(Data extracted from a collection)

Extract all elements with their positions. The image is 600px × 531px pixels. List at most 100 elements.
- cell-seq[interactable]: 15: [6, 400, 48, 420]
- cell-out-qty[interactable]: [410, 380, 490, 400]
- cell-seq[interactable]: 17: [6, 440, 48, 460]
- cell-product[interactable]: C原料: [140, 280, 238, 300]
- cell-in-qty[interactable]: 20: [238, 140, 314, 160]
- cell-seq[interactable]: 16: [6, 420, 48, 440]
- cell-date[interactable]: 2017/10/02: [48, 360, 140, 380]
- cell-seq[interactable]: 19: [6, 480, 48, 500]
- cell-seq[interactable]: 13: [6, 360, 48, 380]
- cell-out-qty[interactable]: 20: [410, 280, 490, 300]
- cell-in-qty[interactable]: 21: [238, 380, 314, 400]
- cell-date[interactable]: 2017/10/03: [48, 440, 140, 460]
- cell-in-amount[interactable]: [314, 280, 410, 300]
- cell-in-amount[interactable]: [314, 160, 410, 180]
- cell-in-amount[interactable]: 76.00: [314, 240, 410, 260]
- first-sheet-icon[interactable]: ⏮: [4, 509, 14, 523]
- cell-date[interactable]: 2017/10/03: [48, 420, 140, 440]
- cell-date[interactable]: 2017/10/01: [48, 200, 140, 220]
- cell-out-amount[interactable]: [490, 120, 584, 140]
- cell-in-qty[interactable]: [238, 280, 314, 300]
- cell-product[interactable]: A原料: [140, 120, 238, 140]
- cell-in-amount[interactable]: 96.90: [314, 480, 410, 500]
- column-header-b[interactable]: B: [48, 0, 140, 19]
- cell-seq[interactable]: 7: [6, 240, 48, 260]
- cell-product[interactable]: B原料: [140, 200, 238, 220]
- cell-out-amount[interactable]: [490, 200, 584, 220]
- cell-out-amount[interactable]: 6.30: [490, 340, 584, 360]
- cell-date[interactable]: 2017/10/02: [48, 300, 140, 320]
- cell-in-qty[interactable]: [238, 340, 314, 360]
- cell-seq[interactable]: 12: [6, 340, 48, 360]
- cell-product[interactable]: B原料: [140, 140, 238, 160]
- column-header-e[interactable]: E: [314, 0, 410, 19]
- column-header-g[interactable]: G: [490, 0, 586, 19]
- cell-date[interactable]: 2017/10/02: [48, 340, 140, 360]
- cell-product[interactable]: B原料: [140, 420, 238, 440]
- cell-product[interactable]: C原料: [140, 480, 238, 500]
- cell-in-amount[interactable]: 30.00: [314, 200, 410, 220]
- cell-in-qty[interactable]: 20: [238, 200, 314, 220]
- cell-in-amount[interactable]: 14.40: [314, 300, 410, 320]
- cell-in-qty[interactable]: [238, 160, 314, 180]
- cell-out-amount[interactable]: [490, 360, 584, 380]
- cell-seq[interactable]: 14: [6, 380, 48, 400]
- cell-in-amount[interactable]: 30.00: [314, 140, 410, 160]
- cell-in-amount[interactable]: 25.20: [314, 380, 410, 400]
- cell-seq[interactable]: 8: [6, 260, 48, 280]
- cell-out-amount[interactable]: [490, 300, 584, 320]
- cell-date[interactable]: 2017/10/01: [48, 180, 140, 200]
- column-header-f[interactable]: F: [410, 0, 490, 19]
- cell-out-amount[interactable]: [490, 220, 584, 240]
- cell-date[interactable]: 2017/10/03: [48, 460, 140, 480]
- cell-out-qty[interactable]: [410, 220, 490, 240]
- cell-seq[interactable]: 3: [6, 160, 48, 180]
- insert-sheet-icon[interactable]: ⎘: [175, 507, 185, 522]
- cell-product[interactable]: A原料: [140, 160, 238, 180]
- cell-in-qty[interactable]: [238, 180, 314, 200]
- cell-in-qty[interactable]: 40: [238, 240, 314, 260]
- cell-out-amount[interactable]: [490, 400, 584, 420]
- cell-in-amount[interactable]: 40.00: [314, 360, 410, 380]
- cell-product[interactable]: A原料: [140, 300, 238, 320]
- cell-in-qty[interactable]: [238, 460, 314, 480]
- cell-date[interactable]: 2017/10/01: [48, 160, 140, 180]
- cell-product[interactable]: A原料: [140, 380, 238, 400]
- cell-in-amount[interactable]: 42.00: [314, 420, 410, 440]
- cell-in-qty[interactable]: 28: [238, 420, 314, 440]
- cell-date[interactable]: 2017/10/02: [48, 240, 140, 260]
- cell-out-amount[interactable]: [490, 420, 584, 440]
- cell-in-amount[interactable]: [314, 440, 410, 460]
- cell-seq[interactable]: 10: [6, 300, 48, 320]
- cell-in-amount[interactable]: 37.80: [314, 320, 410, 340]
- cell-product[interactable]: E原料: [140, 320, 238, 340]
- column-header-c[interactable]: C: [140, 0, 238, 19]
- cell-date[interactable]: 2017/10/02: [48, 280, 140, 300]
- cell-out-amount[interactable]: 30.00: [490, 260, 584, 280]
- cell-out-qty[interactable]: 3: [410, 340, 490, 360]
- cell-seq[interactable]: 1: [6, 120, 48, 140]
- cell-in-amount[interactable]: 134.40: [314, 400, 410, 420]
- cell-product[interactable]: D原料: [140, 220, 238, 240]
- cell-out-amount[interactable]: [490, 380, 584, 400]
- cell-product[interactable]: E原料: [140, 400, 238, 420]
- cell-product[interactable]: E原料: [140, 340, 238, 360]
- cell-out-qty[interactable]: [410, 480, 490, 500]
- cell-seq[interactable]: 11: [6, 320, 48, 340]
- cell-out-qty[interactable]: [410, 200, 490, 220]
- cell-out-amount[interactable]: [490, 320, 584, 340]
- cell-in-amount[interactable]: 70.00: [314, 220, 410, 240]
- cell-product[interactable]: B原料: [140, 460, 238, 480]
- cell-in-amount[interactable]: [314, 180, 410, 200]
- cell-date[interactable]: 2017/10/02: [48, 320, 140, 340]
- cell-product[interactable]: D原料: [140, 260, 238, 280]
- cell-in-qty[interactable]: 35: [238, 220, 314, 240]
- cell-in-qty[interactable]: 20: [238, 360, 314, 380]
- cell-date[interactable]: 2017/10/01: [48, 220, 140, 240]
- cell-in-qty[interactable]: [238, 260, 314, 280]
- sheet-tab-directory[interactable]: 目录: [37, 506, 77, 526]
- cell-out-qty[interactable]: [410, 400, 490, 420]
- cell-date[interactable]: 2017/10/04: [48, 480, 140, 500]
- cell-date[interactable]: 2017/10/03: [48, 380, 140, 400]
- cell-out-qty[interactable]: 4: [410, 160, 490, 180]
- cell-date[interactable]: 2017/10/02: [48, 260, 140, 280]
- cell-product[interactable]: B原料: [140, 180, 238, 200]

Set exercise >> Update these entries by replacing every "2017/10/03" with "2017/10/06", leaving all other text unchanged.

Output for this exercise >>
Extract all elements with their positions. The image is 600px × 531px pixels. List at most 100 elements.
- cell-seq[interactable]: 15: [6, 400, 48, 420]
- cell-out-qty[interactable]: [410, 380, 490, 400]
- cell-seq[interactable]: 17: [6, 440, 48, 460]
- cell-product[interactable]: C原料: [140, 280, 238, 300]
- cell-in-qty[interactable]: 20: [238, 140, 314, 160]
- cell-seq[interactable]: 16: [6, 420, 48, 440]
- cell-date[interactable]: 2017/10/02: [48, 360, 140, 380]
- cell-seq[interactable]: 19: [6, 480, 48, 500]
- cell-seq[interactable]: 13: [6, 360, 48, 380]
- cell-out-qty[interactable]: 20: [410, 280, 490, 300]
- cell-in-qty[interactable]: 21: [238, 380, 314, 400]
- cell-date[interactable]: 2017/10/06: [48, 440, 140, 460]
- cell-in-amount[interactable]: [314, 280, 410, 300]
- cell-in-amount[interactable]: [314, 160, 410, 180]
- cell-in-amount[interactable]: 76.00: [314, 240, 410, 260]
- first-sheet-icon[interactable]: ⏮: [4, 509, 14, 523]
- cell-date[interactable]: 2017/10/06: [48, 420, 140, 440]
- cell-date[interactable]: 2017/10/01: [48, 200, 140, 220]
- cell-out-amount[interactable]: [490, 120, 584, 140]
- cell-in-qty[interactable]: [238, 280, 314, 300]
- cell-product[interactable]: A原料: [140, 120, 238, 140]
- cell-in-amount[interactable]: 96.90: [314, 480, 410, 500]
- column-header-b[interactable]: B: [48, 0, 140, 19]
- cell-seq[interactable]: 7: [6, 240, 48, 260]
- cell-product[interactable]: B原料: [140, 200, 238, 220]
- cell-out-amount[interactable]: [490, 200, 584, 220]
- cell-out-amount[interactable]: 6.30: [490, 340, 584, 360]
- cell-date[interactable]: 2017/10/02: [48, 300, 140, 320]
- cell-in-qty[interactable]: [238, 340, 314, 360]
- cell-seq[interactable]: 12: [6, 340, 48, 360]
- cell-product[interactable]: B原料: [140, 140, 238, 160]
- column-header-e[interactable]: E: [314, 0, 410, 19]
- column-header-g[interactable]: G: [490, 0, 586, 19]
- cell-date[interactable]: 2017/10/02: [48, 340, 140, 360]
- cell-product[interactable]: B原料: [140, 420, 238, 440]
- cell-product[interactable]: C原料: [140, 480, 238, 500]
- cell-in-amount[interactable]: 30.00: [314, 200, 410, 220]
- cell-in-qty[interactable]: 20: [238, 200, 314, 220]
- cell-in-amount[interactable]: 14.40: [314, 300, 410, 320]
- cell-in-qty[interactable]: [238, 160, 314, 180]
- cell-out-amount[interactable]: [490, 360, 584, 380]
- cell-seq[interactable]: 14: [6, 380, 48, 400]
- cell-in-amount[interactable]: 30.00: [314, 140, 410, 160]
- cell-in-amount[interactable]: 25.20: [314, 380, 410, 400]
- cell-seq[interactable]: 8: [6, 260, 48, 280]
- cell-out-amount[interactable]: [490, 300, 584, 320]
- cell-date[interactable]: 2017/10/01: [48, 180, 140, 200]
- column-header-f[interactable]: F: [410, 0, 490, 19]
- cell-out-amount[interactable]: [490, 220, 584, 240]
- cell-date[interactable]: 2017/10/06: [48, 460, 140, 480]
- cell-out-qty[interactable]: [410, 220, 490, 240]
- cell-seq[interactable]: 3: [6, 160, 48, 180]
- insert-sheet-icon[interactable]: ⎘: [175, 507, 185, 522]
- cell-product[interactable]: A原料: [140, 160, 238, 180]
- cell-in-qty[interactable]: [238, 180, 314, 200]
- cell-in-qty[interactable]: 40: [238, 240, 314, 260]
- cell-out-amount[interactable]: [490, 400, 584, 420]
- cell-in-amount[interactable]: 40.00: [314, 360, 410, 380]
- cell-product[interactable]: A原料: [140, 300, 238, 320]
- cell-in-qty[interactable]: [238, 460, 314, 480]
- cell-date[interactable]: 2017/10/01: [48, 160, 140, 180]
- cell-product[interactable]: A原料: [140, 380, 238, 400]
- cell-in-amount[interactable]: 42.00: [314, 420, 410, 440]
- cell-in-qty[interactable]: 28: [238, 420, 314, 440]
- cell-date[interactable]: 2017/10/02: [48, 240, 140, 260]
- cell-out-amount[interactable]: [490, 420, 584, 440]
- cell-in-amount[interactable]: [314, 440, 410, 460]
- cell-seq[interactable]: 10: [6, 300, 48, 320]
- cell-in-amount[interactable]: 37.80: [314, 320, 410, 340]
- cell-product[interactable]: E原料: [140, 320, 238, 340]
- column-header-c[interactable]: C: [140, 0, 238, 19]
- cell-date[interactable]: 2017/10/02: [48, 280, 140, 300]
- cell-out-amount[interactable]: 30.00: [490, 260, 584, 280]
- cell-out-qty[interactable]: 3: [410, 340, 490, 360]
- cell-seq[interactable]: 1: [6, 120, 48, 140]
- cell-in-amount[interactable]: 134.40: [314, 400, 410, 420]
- cell-product[interactable]: D原料: [140, 220, 238, 240]
- cell-out-amount[interactable]: [490, 380, 584, 400]
- cell-product[interactable]: E原料: [140, 400, 238, 420]
- cell-product[interactable]: E原料: [140, 340, 238, 360]
- cell-out-qty[interactable]: [410, 480, 490, 500]
- cell-seq[interactable]: 11: [6, 320, 48, 340]
- cell-out-qty[interactable]: [410, 200, 490, 220]
- cell-out-amount[interactable]: [490, 320, 584, 340]
- cell-in-amount[interactable]: 70.00: [314, 220, 410, 240]
- cell-product[interactable]: B原料: [140, 460, 238, 480]
- cell-in-amount[interactable]: [314, 180, 410, 200]
- cell-date[interactable]: 2017/10/02: [48, 320, 140, 340]
- cell-product[interactable]: D原料: [140, 260, 238, 280]
- cell-in-qty[interactable]: 35: [238, 220, 314, 240]
- cell-in-qty[interactable]: 20: [238, 360, 314, 380]
- cell-date[interactable]: 2017/10/01: [48, 220, 140, 240]
- cell-in-qty[interactable]: [238, 260, 314, 280]
- sheet-tab-directory[interactable]: 目录: [37, 506, 77, 526]
- cell-out-qty[interactable]: [410, 400, 490, 420]
- cell-date[interactable]: 2017/10/04: [48, 480, 140, 500]
- cell-date[interactable]: 2017/10/06: [48, 380, 140, 400]
- cell-out-qty[interactable]: 4: [410, 160, 490, 180]
- cell-date[interactable]: 2017/10/02: [48, 260, 140, 280]
- cell-product[interactable]: B原料: [140, 180, 238, 200]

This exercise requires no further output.